▶ Exercise details: Repeat every record below exactly as written.

+++ Data rows

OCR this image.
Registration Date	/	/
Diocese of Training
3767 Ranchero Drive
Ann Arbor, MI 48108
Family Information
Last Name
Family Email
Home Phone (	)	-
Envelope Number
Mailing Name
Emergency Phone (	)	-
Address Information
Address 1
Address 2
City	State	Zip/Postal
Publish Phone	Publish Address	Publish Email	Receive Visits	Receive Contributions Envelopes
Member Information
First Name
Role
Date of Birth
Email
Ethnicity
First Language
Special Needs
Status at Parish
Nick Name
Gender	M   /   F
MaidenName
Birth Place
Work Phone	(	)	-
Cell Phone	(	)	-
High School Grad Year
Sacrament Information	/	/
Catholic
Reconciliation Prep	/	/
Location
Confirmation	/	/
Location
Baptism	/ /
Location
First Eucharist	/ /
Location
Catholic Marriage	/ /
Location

++++++

▶ Solution for this task:
OCR this image.
Registration Date	/	/
Diocese of Training
3767 Ranchero Drive
Ann Arbor, MI 48108
Family Information
Last Name
Family Email
Home Phone (	)	-
Envelope Number
Mailing Name
Emergency Phone (	)	-
Address Information
Address 1
Address 2
City	State	Zip/Postal
Publish Phone	Publish Address	Publish Email	Receive Visits	Receive Contributions Envelopes
Member Information
First Name
Role
Date of Birth
Email
Ethnicity
First Language
Special Needs
Status at Parish
Nick Name
Gender	M   /   F
MaidenName
Birth Place
Work Phone	(	)	-
Cell Phone	(	)	-
High School Grad Year
Sacrament Information	/	/
Catholic
Reconciliation Prep	/	/
Location
Confirmation	/	/
Location
Baptism	/ /
Location
First Eucharist	/ /
Location
Catholic Marriage	/ /
Location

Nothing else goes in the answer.